Dataset entries:
= = = = = = =

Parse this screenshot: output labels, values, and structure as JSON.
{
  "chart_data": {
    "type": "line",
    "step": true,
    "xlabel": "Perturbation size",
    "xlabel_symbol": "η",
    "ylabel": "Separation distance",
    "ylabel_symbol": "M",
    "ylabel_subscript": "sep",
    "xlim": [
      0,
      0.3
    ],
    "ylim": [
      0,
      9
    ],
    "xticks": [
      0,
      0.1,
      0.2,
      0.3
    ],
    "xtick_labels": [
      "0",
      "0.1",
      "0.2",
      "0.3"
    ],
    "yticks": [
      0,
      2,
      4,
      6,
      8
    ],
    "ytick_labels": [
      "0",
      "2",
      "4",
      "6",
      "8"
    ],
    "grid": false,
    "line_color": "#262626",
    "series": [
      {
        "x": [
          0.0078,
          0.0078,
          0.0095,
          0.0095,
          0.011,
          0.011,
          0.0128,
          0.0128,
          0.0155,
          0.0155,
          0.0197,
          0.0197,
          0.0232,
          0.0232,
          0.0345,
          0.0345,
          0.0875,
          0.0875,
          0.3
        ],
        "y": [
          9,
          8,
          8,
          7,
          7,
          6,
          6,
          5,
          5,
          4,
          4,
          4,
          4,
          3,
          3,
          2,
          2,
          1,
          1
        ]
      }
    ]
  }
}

= = = = = = =

• _WHAT IS EXPECTED_
Type out the entries again, word for word.

• _CORRECT OUTPUT_
Parse this screenshot: output labels, values, and structure as JSON.
{
  "chart_data": {
    "type": "line",
    "step": true,
    "xlabel": "Perturbation size",
    "xlabel_symbol": "η",
    "ylabel": "Separation distance",
    "ylabel_symbol": "M",
    "ylabel_subscript": "sep",
    "xlim": [
      0,
      0.3
    ],
    "ylim": [
      0,
      9
    ],
    "xticks": [
      0,
      0.1,
      0.2,
      0.3
    ],
    "xtick_labels": [
      "0",
      "0.1",
      "0.2",
      "0.3"
    ],
    "yticks": [
      0,
      2,
      4,
      6,
      8
    ],
    "ytick_labels": [
      "0",
      "2",
      "4",
      "6",
      "8"
    ],
    "grid": false,
    "line_color": "#262626",
    "series": [
      {
        "x": [
          0.0078,
          0.0078,
          0.0095,
          0.0095,
          0.011,
          0.011,
          0.0128,
          0.0128,
          0.0155,
          0.0155,
          0.0197,
          0.0197,
          0.0232,
          0.0232,
          0.0345,
          0.0345,
          0.0875,
          0.0875,
          0.3
        ],
        "y": [
          9,
          8,
          8,
          7,
          7,
          6,
          6,
          5,
          5,
          4,
          4,
          4,
          4,
          3,
          3,
          2,
          2,
          1,
          1
        ]
      }
    ]
  }
}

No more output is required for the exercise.